--- Task inputs ---

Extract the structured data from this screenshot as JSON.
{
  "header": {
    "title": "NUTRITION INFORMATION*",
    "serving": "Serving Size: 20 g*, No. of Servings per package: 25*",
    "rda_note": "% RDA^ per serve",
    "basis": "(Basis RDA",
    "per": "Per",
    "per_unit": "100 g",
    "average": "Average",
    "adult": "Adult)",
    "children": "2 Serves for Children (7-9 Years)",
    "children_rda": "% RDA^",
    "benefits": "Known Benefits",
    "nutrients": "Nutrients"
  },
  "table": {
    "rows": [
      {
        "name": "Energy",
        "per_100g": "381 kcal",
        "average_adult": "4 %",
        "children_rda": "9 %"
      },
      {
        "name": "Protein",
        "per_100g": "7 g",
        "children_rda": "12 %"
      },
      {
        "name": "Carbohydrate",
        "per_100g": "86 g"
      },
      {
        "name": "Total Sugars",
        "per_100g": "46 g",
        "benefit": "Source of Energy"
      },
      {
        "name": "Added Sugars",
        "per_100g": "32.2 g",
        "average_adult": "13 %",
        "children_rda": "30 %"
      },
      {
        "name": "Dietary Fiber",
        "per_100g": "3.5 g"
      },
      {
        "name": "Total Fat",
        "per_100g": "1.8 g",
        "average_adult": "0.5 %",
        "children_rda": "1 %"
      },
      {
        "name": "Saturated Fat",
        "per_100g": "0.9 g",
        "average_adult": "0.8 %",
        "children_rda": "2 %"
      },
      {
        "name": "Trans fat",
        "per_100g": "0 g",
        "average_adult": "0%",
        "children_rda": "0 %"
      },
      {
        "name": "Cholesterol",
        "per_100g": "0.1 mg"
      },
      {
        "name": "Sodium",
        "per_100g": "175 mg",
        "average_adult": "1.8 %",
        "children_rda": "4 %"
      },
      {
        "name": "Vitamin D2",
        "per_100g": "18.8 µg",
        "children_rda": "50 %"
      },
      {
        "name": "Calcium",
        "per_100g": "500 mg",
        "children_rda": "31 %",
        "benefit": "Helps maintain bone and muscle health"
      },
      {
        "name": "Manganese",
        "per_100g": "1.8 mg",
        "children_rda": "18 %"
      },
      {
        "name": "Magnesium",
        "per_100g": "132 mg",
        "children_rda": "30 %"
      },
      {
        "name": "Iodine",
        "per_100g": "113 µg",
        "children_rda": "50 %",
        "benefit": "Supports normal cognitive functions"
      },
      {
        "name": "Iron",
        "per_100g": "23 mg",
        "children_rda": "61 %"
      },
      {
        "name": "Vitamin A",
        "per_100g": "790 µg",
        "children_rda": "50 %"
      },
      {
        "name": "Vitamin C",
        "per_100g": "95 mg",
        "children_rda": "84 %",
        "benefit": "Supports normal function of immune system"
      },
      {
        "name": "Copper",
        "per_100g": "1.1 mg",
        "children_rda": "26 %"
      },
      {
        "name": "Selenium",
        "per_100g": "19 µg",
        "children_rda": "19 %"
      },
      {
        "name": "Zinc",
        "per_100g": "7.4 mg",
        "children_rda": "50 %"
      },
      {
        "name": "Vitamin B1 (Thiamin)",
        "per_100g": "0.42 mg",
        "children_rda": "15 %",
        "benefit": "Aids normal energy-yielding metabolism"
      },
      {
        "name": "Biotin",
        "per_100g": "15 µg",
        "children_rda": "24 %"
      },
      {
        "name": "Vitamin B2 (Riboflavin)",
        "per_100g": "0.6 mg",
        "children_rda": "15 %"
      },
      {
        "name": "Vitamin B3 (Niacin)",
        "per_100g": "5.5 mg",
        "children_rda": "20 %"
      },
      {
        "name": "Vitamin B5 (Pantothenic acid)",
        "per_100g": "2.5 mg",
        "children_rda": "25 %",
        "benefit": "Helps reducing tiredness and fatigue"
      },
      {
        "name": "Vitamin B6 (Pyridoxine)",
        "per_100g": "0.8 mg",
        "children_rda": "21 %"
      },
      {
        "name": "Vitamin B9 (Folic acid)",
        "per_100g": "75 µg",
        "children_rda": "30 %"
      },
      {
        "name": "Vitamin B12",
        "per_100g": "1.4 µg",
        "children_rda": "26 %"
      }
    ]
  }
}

---

[What the task requires] How many lines in the entries above include the string "Helps"? Please answer with that number and nothing more.

[Exercise solution] 2